Exercise prompt: Keep only the lines of the data below that contain "ScarletZampieri", and copy them.

Record extracts:
»»

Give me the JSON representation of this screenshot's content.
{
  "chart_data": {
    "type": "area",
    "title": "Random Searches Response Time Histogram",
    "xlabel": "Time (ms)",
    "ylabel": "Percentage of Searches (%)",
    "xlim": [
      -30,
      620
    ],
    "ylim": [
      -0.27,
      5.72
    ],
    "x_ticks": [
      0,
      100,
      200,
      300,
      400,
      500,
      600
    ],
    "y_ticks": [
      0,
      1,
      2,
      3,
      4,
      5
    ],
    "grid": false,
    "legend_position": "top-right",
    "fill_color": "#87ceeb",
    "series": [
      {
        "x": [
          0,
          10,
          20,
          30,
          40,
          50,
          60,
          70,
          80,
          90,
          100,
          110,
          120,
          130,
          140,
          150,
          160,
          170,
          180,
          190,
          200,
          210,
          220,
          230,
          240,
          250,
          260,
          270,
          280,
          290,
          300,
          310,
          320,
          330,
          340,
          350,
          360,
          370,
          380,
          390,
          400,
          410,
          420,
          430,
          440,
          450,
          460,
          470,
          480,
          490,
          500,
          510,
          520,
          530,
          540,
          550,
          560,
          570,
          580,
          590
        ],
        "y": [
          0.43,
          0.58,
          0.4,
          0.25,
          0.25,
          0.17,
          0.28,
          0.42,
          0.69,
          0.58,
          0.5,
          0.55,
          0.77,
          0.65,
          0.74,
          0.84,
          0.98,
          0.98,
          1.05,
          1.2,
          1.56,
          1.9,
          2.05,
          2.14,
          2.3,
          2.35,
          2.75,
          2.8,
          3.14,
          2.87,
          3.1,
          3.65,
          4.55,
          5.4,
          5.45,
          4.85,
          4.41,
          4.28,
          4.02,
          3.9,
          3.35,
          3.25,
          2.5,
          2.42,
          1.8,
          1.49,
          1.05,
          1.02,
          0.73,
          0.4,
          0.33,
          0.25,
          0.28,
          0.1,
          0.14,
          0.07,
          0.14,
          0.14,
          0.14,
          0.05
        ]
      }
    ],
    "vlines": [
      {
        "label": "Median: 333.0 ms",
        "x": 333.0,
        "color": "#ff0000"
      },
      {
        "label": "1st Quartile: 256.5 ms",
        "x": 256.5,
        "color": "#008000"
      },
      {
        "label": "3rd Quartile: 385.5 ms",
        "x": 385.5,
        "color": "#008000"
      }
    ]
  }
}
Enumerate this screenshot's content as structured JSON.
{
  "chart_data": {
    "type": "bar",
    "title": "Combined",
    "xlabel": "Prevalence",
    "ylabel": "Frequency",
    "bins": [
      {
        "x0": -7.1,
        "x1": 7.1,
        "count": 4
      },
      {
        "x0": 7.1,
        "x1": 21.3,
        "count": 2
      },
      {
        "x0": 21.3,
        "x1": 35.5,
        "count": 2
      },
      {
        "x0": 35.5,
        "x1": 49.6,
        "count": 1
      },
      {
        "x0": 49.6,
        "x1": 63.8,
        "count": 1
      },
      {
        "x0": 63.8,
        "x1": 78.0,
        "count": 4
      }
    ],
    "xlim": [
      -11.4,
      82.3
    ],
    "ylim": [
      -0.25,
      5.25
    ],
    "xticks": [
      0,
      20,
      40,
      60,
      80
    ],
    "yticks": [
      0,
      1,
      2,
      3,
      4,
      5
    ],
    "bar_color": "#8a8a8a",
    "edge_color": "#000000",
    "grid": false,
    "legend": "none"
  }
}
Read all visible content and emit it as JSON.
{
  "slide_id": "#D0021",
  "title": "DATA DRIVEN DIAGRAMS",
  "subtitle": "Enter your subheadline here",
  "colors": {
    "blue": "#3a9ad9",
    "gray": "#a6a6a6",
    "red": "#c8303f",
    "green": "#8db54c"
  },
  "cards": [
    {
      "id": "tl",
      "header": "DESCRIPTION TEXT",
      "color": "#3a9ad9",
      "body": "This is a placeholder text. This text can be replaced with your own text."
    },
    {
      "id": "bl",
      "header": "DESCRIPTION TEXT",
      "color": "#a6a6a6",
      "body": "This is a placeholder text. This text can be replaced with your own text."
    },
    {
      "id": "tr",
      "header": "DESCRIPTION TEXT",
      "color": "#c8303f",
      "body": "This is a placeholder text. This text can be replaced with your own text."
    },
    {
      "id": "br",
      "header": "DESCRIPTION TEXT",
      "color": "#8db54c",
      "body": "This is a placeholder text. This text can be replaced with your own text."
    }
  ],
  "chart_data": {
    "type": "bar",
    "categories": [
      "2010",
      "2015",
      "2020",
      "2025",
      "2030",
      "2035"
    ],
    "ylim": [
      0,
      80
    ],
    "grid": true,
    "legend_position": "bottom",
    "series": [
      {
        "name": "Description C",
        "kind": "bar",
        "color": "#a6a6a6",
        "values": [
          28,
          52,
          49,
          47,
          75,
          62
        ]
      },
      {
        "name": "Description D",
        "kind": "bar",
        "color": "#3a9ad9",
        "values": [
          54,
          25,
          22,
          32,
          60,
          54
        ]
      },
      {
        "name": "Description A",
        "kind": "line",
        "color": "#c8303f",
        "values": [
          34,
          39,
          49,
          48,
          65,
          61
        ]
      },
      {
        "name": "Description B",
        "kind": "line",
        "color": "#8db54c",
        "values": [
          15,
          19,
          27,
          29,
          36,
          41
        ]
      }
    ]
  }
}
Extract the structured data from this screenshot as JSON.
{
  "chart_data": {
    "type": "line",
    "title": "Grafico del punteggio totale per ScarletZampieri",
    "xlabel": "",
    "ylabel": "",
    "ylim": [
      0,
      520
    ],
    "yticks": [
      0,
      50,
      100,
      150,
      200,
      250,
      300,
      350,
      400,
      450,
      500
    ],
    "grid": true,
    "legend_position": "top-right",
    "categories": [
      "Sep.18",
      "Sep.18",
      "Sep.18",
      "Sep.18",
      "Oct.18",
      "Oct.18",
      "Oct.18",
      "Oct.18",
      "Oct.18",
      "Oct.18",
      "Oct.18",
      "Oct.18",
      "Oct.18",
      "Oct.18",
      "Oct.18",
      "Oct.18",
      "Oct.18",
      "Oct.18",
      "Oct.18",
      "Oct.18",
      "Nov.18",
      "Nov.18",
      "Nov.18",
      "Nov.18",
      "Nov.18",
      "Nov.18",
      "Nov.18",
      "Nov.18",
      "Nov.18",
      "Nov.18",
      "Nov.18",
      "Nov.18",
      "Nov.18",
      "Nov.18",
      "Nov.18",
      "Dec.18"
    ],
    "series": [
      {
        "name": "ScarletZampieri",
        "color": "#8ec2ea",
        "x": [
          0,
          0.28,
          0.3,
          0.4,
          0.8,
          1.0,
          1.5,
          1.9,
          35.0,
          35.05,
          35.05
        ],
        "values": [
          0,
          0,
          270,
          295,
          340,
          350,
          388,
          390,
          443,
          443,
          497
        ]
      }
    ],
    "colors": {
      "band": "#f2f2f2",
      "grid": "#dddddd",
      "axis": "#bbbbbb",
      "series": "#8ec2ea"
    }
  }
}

««

Output below:
    "title": "Grafico del punteggio totale per ScarletZampieri",
        "name": "ScarletZampieri",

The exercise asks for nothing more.